Copy out the stretch of the corn-trading excerpt from "But, I have" through "for next year.".

## Excerpt
++++

Regardless of what I think will happen, I still have to be prepared if the market does rally. I want to be as prepared as possible for ALL scenarios when I put a trade in place. If there is a rally, then I am committed to selling 15% of my crop at a $3.51 average against Dec futures (Average $3.365 futures plus half of the premiums from above which would be $.145 ). Plus, I will also add the 20-cent call premiums that expired Friday to this trade making it – $3.71 against Dec futures. From there I will apply market carry, which is currently 24 cents to hold the crop until next summer to the trade. I could be just under $4 on this 15% of 2016 corn.

But, I have to make an additional sale at $3.365 average futures and apply the other half of the premiums of $.145. I plan then to move this sale to my 2017 production. The market is currently trading at nearly 40 cents premium from Dec of 16 to Dec of 17. So my trade becomes a $3.91 sales for next year ($3.51 + .40). Not the best trade, but a reasonable place to begin sales for next year.


One more corn option trade for the 2017 crop…

I sold a $3.50 call strategy against March futures that expires fourth week of Feb for a 48 cents of premium on what will like be only 5% of production.

++++

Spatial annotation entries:

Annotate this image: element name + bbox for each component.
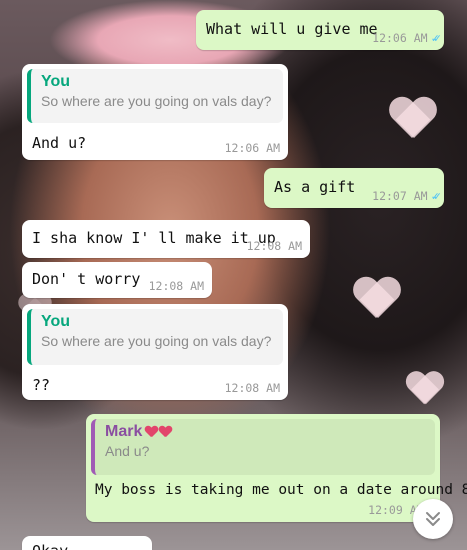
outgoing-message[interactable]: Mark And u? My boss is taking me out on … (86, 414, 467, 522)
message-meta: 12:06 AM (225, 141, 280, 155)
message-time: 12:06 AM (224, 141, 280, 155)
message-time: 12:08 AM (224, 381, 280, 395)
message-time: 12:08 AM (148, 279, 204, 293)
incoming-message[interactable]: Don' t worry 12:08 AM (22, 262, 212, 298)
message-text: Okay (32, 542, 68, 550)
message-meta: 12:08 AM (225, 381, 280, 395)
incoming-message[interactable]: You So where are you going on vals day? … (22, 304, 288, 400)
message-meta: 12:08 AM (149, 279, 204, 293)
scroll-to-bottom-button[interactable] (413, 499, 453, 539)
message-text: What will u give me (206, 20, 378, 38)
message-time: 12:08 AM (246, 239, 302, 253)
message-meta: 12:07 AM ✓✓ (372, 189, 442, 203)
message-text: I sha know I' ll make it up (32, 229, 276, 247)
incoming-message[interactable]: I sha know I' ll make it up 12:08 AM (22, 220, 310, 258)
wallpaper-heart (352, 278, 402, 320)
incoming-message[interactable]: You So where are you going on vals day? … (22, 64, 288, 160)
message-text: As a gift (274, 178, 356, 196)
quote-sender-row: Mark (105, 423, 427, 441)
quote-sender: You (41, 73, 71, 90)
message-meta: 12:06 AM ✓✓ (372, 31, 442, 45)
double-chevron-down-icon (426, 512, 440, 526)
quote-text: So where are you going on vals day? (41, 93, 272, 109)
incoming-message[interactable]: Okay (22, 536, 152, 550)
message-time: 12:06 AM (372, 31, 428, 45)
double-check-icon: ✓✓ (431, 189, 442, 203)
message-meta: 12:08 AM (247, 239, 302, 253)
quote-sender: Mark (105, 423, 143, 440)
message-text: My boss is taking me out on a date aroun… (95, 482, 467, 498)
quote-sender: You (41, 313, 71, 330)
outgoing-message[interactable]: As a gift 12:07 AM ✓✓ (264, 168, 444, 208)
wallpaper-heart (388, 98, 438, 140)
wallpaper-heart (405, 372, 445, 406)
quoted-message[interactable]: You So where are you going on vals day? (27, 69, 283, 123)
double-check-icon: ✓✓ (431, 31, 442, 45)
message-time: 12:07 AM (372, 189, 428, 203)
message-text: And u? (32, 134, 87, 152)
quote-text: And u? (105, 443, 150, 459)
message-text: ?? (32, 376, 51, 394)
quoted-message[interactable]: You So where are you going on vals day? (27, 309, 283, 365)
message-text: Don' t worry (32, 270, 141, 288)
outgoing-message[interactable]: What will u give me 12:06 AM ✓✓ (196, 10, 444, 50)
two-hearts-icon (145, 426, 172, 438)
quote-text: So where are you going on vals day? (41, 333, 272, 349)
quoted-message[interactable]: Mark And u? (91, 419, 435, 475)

++++

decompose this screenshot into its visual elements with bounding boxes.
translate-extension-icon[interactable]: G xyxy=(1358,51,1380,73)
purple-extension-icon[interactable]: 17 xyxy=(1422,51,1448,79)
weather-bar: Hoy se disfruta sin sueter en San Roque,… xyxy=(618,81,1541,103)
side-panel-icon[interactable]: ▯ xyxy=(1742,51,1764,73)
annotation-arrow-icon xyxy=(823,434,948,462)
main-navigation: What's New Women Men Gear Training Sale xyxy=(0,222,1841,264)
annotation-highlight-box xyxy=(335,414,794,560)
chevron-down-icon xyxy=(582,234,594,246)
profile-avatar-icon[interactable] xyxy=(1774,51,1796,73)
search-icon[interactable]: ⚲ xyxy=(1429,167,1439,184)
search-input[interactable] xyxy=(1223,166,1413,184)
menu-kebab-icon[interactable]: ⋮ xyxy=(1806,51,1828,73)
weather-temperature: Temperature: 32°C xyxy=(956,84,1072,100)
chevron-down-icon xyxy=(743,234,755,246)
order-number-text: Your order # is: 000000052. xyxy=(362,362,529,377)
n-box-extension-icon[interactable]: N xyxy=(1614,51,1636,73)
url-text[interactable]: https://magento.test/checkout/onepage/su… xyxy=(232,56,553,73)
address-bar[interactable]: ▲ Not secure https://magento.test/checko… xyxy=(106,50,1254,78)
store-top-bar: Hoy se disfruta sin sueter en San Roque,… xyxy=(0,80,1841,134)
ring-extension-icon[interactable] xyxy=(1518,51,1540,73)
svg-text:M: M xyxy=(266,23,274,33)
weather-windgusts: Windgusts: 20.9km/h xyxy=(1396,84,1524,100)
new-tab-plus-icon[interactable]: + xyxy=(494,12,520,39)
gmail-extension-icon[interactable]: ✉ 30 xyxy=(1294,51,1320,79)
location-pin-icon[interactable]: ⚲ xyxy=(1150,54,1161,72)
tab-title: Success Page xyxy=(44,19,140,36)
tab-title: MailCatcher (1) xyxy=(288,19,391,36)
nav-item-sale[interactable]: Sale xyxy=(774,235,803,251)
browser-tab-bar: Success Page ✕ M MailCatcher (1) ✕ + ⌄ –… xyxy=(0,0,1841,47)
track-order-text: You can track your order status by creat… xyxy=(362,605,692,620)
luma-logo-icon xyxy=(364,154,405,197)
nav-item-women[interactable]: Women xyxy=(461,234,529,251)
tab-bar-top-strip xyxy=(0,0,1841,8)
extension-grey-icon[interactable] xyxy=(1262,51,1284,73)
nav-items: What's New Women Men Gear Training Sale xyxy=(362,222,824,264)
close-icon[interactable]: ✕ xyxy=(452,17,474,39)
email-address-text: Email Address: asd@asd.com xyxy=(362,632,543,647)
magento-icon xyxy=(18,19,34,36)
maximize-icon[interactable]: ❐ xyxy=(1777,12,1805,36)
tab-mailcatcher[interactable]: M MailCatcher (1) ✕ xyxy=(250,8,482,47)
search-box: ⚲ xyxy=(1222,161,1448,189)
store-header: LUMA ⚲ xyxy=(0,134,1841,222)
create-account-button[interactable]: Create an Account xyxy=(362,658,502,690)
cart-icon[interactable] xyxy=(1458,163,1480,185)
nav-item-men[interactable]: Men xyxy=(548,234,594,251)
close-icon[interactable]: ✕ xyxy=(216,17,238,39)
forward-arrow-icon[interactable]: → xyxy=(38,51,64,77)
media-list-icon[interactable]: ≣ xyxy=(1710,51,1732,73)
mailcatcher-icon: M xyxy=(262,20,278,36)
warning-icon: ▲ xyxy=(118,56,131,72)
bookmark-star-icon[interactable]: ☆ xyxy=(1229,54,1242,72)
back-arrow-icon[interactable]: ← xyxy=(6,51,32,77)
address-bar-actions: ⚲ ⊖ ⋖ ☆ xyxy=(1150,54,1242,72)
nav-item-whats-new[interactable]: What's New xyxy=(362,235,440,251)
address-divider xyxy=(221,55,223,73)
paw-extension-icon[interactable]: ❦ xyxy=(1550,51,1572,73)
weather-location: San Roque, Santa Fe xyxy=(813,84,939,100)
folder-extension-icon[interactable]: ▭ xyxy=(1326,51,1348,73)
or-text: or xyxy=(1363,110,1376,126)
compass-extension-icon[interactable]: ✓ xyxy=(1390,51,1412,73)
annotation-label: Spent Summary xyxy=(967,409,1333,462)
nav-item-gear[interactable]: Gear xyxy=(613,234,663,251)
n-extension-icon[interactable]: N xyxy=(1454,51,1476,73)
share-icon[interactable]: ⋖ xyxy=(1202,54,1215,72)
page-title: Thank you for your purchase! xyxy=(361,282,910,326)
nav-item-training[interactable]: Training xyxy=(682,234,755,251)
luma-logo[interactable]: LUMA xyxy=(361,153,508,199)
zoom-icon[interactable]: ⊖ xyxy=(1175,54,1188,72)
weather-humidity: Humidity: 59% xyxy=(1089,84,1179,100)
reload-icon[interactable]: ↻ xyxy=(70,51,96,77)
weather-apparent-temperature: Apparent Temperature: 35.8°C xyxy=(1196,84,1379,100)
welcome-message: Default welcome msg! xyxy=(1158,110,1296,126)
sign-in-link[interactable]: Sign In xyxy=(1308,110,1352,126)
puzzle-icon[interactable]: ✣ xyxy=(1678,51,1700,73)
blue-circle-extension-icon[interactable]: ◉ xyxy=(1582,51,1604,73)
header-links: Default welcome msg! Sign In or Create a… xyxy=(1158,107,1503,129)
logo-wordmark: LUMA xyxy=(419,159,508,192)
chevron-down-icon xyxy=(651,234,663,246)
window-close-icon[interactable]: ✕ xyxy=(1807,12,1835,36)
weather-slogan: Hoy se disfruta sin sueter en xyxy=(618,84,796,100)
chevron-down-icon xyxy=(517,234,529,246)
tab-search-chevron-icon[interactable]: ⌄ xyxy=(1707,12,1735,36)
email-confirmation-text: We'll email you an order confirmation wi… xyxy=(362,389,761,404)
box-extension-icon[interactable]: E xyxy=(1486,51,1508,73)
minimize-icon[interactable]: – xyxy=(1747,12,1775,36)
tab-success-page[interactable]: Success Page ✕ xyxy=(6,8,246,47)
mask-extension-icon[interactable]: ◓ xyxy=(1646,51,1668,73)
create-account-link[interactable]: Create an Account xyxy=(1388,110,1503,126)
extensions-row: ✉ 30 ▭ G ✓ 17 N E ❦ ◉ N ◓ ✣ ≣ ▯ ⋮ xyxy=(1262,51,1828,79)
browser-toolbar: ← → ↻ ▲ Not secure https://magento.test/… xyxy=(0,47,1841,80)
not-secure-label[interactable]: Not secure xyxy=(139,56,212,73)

++++

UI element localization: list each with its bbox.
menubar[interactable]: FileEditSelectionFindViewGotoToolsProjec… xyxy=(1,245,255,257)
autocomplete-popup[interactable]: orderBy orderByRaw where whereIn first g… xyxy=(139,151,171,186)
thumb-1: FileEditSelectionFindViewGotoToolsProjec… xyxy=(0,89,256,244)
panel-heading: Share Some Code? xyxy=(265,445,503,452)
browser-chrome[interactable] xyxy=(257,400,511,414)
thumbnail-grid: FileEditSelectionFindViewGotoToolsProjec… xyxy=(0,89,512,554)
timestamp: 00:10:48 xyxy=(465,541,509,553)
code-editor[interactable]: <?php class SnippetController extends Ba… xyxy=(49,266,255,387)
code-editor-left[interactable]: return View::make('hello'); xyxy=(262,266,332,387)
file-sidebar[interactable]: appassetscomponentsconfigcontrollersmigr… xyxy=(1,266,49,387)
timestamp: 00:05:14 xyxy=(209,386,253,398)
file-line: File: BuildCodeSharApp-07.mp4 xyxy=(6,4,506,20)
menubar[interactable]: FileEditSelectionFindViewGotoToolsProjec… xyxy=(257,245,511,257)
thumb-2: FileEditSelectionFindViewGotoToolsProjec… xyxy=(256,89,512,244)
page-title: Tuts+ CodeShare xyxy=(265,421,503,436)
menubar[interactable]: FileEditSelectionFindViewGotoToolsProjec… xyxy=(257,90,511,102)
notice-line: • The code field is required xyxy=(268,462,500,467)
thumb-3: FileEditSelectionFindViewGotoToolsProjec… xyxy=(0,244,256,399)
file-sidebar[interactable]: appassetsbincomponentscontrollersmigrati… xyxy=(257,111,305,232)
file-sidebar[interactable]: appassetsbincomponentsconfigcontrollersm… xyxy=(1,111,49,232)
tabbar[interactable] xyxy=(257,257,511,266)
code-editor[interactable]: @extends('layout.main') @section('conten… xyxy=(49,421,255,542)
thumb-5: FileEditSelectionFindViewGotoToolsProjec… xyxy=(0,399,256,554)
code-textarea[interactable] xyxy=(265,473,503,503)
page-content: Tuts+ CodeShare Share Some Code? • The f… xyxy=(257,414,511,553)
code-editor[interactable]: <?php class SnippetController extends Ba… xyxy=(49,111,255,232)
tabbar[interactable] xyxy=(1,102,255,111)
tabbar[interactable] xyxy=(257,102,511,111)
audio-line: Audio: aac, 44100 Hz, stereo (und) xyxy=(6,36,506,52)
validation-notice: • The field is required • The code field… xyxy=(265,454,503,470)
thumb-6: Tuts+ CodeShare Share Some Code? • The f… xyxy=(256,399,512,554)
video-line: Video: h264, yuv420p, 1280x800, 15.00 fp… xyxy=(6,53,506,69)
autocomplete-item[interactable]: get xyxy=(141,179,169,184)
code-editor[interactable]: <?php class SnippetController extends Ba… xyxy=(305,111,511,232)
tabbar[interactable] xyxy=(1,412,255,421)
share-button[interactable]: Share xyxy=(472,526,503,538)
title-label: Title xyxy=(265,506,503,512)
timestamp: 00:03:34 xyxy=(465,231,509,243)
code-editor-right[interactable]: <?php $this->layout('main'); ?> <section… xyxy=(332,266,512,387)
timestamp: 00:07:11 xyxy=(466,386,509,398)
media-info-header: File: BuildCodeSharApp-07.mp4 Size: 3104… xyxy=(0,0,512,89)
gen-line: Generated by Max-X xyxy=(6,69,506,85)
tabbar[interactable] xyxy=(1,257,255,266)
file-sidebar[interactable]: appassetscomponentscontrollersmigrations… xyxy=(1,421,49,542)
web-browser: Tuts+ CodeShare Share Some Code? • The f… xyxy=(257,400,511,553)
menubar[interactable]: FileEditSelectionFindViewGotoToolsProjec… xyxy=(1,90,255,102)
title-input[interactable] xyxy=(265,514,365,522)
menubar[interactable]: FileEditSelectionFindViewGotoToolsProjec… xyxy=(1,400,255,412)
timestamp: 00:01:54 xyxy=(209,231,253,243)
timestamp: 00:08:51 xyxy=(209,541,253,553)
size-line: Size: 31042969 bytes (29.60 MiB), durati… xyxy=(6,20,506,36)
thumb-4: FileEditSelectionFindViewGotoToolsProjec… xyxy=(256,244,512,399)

++++

## Task response
But, I have to make an additional sale at $3.365 average futures and apply the other half of the premiums of $.145. I plan then to move this sale to my 2017 production. The market is currently trading at nearly 40 cents premium from Dec of 16 to Dec of 17. So my trade becomes a $3.91 sales for next year ($3.51 + .40). Not the best trade, but a reasonable place to begin sales for next year.